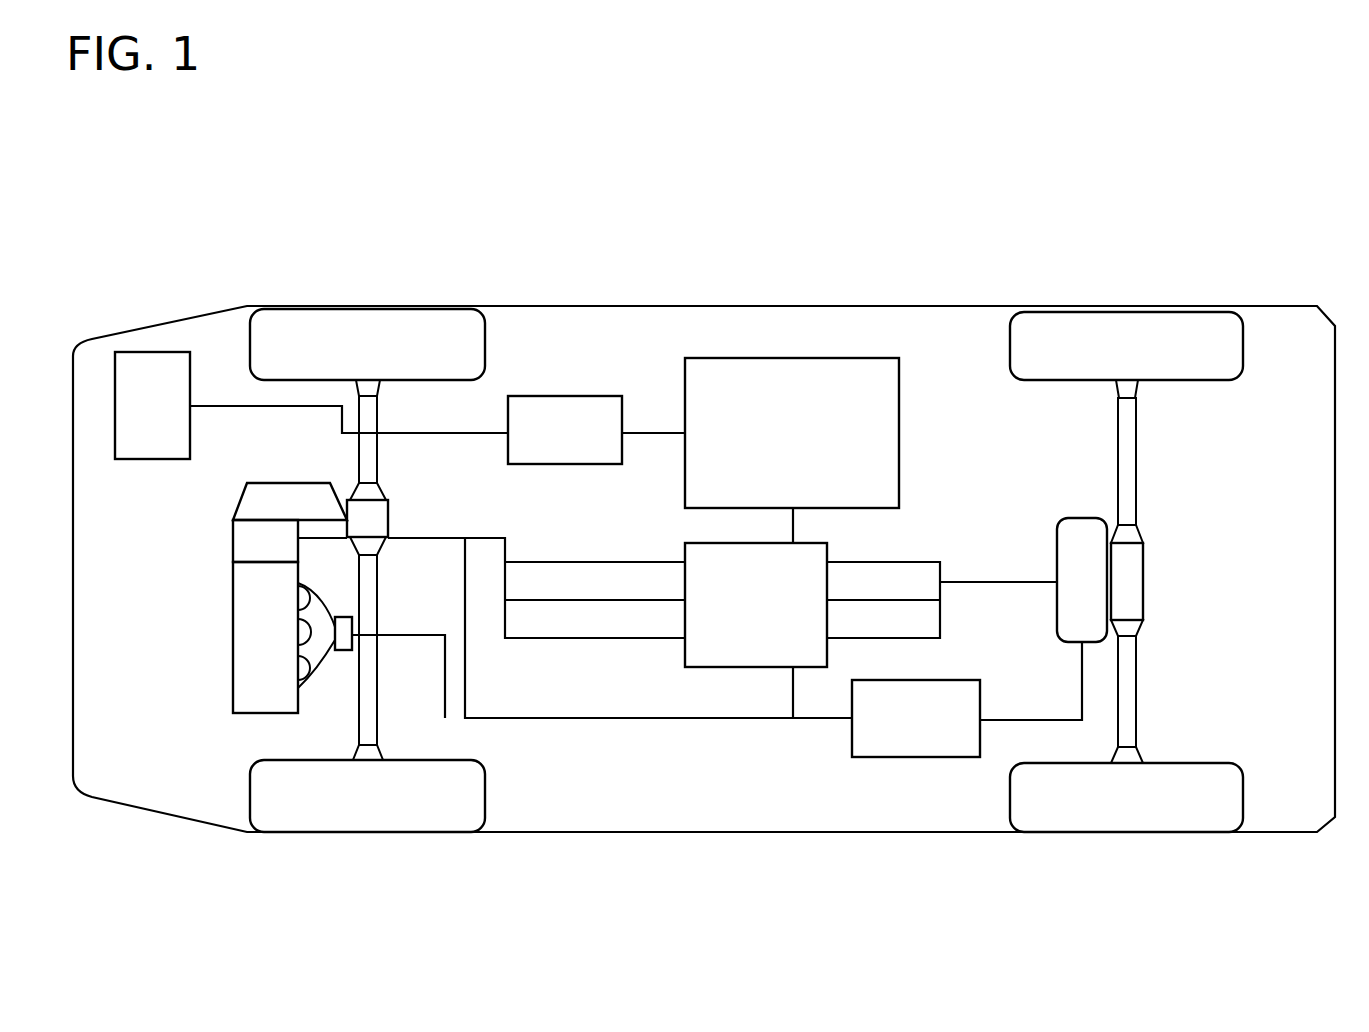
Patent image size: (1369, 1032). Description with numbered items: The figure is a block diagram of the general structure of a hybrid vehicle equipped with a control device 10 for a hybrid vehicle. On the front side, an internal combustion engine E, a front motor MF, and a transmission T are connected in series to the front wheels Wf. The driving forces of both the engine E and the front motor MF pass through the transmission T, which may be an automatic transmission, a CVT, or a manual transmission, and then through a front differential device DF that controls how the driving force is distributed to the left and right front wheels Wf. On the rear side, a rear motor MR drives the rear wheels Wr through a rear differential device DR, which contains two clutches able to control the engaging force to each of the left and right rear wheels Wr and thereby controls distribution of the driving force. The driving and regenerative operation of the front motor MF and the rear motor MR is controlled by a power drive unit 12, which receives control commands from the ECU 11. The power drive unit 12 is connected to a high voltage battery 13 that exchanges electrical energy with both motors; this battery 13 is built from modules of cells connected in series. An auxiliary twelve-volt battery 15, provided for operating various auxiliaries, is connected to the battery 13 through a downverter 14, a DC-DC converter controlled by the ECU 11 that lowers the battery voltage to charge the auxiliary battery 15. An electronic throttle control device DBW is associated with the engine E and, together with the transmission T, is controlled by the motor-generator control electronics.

The control device for a hybrid vehicle 10 is at (1010, 157).
The ECU 11 is at (852, 745).
The power drive unit 12 is at (685, 656).
The high voltage battery 13 is at (899, 433).
The downverter 14 is at (568, 395).
The auxiliary 12-volt battery 15 is at (154, 462).
The front wheels Wf is at (371, 320).
The rear wheels Wr is at (1126, 325).
The front differential device DF is at (390, 520).
The rear differential device DR is at (1143, 578).
The front motor MF is at (265, 541).
The rear motor MR is at (1082, 580).
The internal combustion engine E is at (265, 637).
The transmission T is at (290, 501).
The electronic throttle control device DBW is at (340, 655).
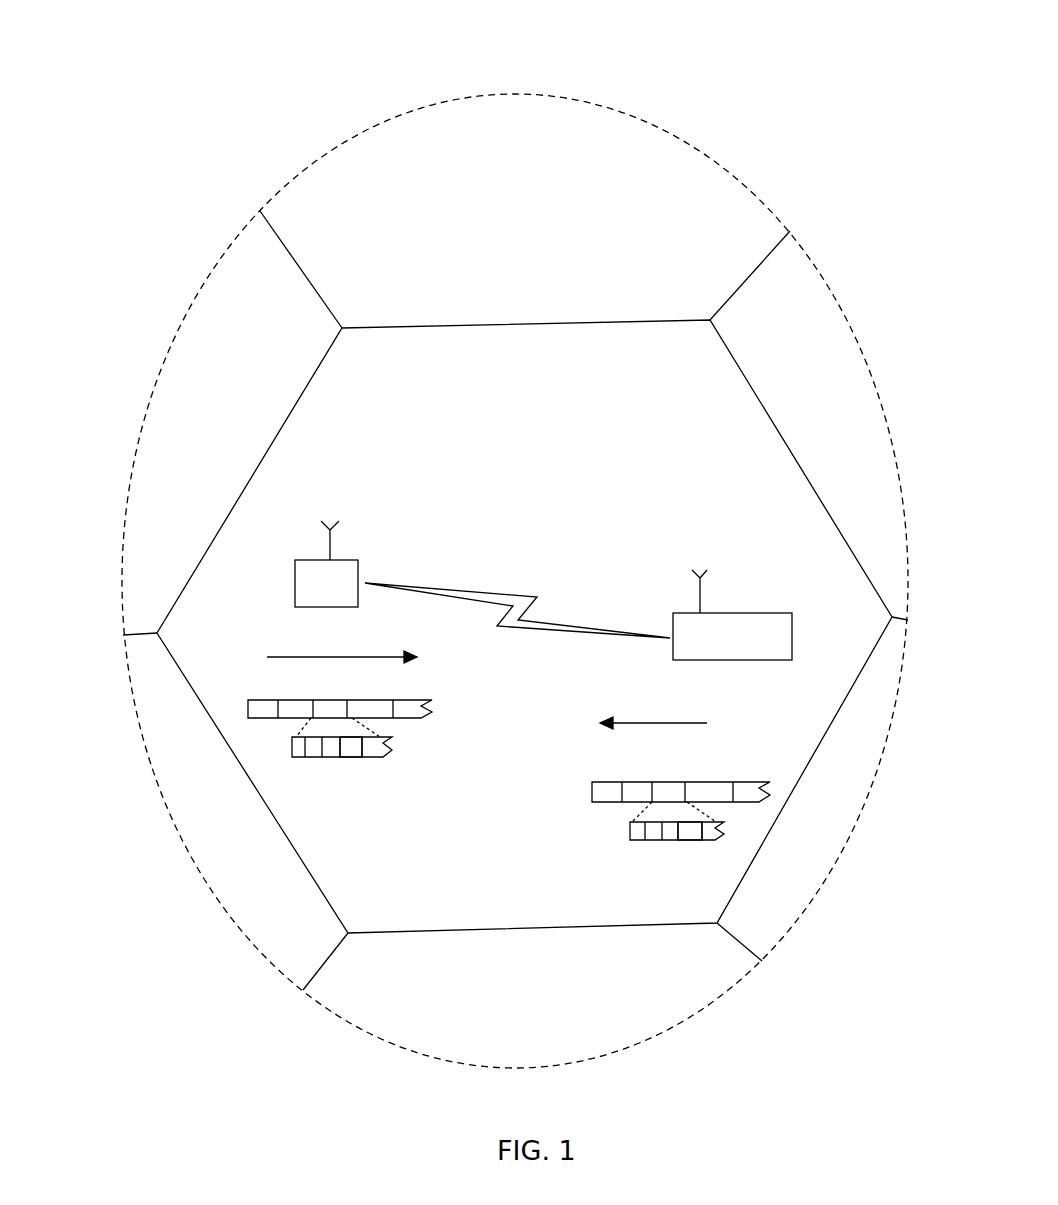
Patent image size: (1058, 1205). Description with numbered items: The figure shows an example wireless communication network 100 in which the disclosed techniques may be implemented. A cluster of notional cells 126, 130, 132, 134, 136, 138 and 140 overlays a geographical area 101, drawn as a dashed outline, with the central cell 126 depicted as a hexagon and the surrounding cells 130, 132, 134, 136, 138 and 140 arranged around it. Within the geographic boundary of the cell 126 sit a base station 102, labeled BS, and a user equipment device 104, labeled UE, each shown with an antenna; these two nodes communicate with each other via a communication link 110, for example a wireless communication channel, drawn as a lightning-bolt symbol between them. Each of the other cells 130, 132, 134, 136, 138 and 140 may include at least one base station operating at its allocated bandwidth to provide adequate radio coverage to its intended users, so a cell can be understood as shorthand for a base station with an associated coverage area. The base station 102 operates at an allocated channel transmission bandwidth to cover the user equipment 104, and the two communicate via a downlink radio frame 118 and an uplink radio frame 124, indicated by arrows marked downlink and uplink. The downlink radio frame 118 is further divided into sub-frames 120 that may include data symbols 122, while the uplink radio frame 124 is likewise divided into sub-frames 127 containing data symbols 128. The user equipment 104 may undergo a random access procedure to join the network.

The wireless communication network 100 is at (452, 52).
The geographical area 101 is at (668, 123).
The base station 102 is at (295, 577).
The user equipment device 104 is at (757, 613).
The communication link 110 is at (513, 587).
The downlink radio frame 118 is at (248, 710).
The sub-frame 120 is at (290, 743).
The data symbol 122 is at (350, 743).
The uplink radio frame 124 is at (735, 770).
The cell 126 is at (383, 390).
The sub-frame 127 is at (628, 835).
The data symbol 128 is at (690, 828).
The cell 130 is at (215, 287).
The cell 132 is at (357, 160).
The cell 134 is at (815, 308).
The cell 136 is at (782, 893).
The cell 138 is at (398, 1005).
The cell 140 is at (222, 870).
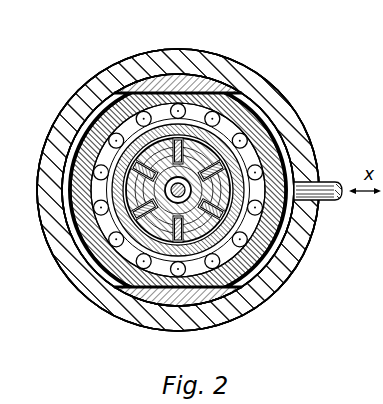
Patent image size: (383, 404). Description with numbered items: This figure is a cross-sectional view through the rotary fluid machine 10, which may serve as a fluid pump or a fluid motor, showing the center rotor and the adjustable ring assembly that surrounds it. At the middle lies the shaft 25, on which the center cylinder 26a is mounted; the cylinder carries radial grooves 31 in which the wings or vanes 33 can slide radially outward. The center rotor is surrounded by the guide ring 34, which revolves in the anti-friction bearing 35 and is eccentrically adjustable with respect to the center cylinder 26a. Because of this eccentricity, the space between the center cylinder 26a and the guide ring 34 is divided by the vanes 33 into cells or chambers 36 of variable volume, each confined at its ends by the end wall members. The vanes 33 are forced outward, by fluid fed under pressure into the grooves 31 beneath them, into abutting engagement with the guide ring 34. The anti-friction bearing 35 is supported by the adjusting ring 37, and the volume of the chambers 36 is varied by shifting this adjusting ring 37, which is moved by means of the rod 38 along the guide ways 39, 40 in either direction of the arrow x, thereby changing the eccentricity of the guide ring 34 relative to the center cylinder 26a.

The housing 10 is at (254, 85).
The shaft 25 is at (304, 249).
The center cylinder 26a is at (138, 186).
The radial grooves 31 is at (113, 272).
The vanes 33 is at (130, 224).
The guide ring 34 is at (278, 289).
The anti-friction bearing 35 is at (250, 132).
The cells or chambers 36 is at (88, 98).
The adjusting ring 37 is at (279, 152).
The rod 38 is at (331, 201).
The guide way 39 is at (175, 78).
The guide way 40 is at (183, 298).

= = =

WHAT TO DO
Repeat the material above exactly; pictures do not belong in the copy.

WORKED SOLUTION
Patent image size: (1369, 1032). Description with numbered items: The figure is a block diagram of the general structure of a hybrid vehicle equipped with a control device 10 for a hybrid vehicle. On the front side, an internal combustion engine E, a front motor MF, and a transmission T are connected in series to the front wheels Wf. The driving forces of both the engine E and the front motor MF pass through the transmission T, which may be an automatic transmission, a CVT, or a manual transmission, and then through a front differential device DF that controls how the driving force is distributed to the left and right front wheels Wf. On the rear side, a rear motor MR drives the rear wheels Wr through a rear differential device DR, which contains two clutches able to control the engaging force to each of the left and right rear wheels Wr and thereby controls distribution of the driving force. The driving and regenerative operation of the front motor MF and the rear motor MR is controlled by a power drive unit 12, which receives control commands from the ECU 11. The power drive unit 12 is connected to a high voltage battery 13 that exchanges electrical energy with both motors; this battery 13 is built from modules of cells connected in series. An auxiliary twelve-volt battery 15, provided for operating various auxiliaries, is connected to the battery 13 through a downverter 14, a DC-DC converter controlled by the ECU 11 that lowers the battery voltage to charge the auxiliary battery 15. An electronic throttle control device DBW is associated with the engine E and, together with the transmission T, is controlled by the motor-generator control electronics.

The control device for a hybrid vehicle 10 is at (1010, 157).
The ECU 11 is at (852, 745).
The power drive unit 12 is at (685, 656).
The high voltage battery 13 is at (899, 433).
The downverter 14 is at (568, 395).
The auxiliary 12-volt battery 15 is at (154, 462).
The front wheels Wf is at (371, 320).
The rear wheels Wr is at (1126, 325).
The front differential device DF is at (390, 520).
The rear differential device DR is at (1143, 578).
The front motor MF is at (265, 541).
The rear motor MR is at (1082, 580).
The internal combustion engine E is at (265, 637).
The transmission T is at (290, 501).
The electronic throttle control device DBW is at (340, 655).
Patent image size: (1058, 1205). Description with numbered items: The figure shows an example wireless communication network 100 in which the disclosed techniques may be implemented. A cluster of notional cells 126, 130, 132, 134, 136, 138 and 140 overlays a geographical area 101, drawn as a dashed outline, with the central cell 126 depicted as a hexagon and the surrounding cells 130, 132, 134, 136, 138 and 140 arranged around it. Within the geographic boundary of the cell 126 sit a base station 102, labeled BS, and a user equipment device 104, labeled UE, each shown with an antenna; these two nodes communicate with each other via a communication link 110, for example a wireless communication channel, drawn as a lightning-bolt symbol between them. Each of the other cells 130, 132, 134, 136, 138 and 140 may include at least one base station operating at its allocated bandwidth to provide adequate radio coverage to its intended users, so a cell can be understood as shorthand for a base station with an associated coverage area. The base station 102 operates at an allocated channel transmission bandwidth to cover the user equipment 104, and the two communicate via a downlink radio frame 118 and an uplink radio frame 124, indicated by arrows marked downlink and uplink. The downlink radio frame 118 is further divided into sub-frames 120 that may include data symbols 122, while the uplink radio frame 124 is likewise divided into sub-frames 127 containing data symbols 128. The user equipment 104 may undergo a random access procedure to join the network.

The wireless communication network 100 is at (452, 52).
The geographical area 101 is at (668, 123).
The base station 102 is at (295, 577).
The user equipment device 104 is at (757, 613).
The communication link 110 is at (513, 587).
The downlink radio frame 118 is at (248, 710).
The sub-frame 120 is at (290, 743).
The data symbol 122 is at (350, 743).
The uplink radio frame 124 is at (735, 770).
The cell 126 is at (383, 390).
The sub-frame 127 is at (628, 835).
The data symbol 128 is at (690, 828).
The cell 130 is at (215, 287).
The cell 132 is at (357, 160).
The cell 134 is at (815, 308).
The cell 136 is at (782, 893).
The cell 138 is at (398, 1005).
The cell 140 is at (222, 870).
Patent image size: (383, 404). Description with numbered items: This figure is a cross-sectional view through the rotary fluid machine 10, which may serve as a fluid pump or a fluid motor, showing the center rotor and the adjustable ring assembly that surrounds it. At the middle lies the shaft 25, on which the center cylinder 26a is mounted; the cylinder carries radial grooves 31 in which the wings or vanes 33 can slide radially outward. The center rotor is surrounded by the guide ring 34, which revolves in the anti-friction bearing 35 and is eccentrically adjustable with respect to the center cylinder 26a. Because of this eccentricity, the space between the center cylinder 26a and the guide ring 34 is divided by the vanes 33 into cells or chambers 36 of variable volume, each confined at its ends by the end wall members. The vanes 33 are forced outward, by fluid fed under pressure into the grooves 31 beneath them, into abutting engagement with the guide ring 34. The anti-friction bearing 35 is supported by the adjusting ring 37, and the volume of the chambers 36 is varied by shifting this adjusting ring 37, which is moved by means of the rod 38 along the guide ways 39, 40 in either direction of the arrow x, thereby changing the eccentricity of the guide ring 34 relative to the center cylinder 26a.

The housing 10 is at (254, 85).
The shaft 25 is at (304, 249).
The center cylinder 26a is at (138, 186).
The radial grooves 31 is at (113, 272).
The vanes 33 is at (130, 224).
The guide ring 34 is at (278, 289).
The anti-friction bearing 35 is at (250, 132).
The cells or chambers 36 is at (88, 98).
The adjusting ring 37 is at (279, 152).
The rod 38 is at (331, 201).
The guide way 39 is at (175, 78).
The guide way 40 is at (183, 298).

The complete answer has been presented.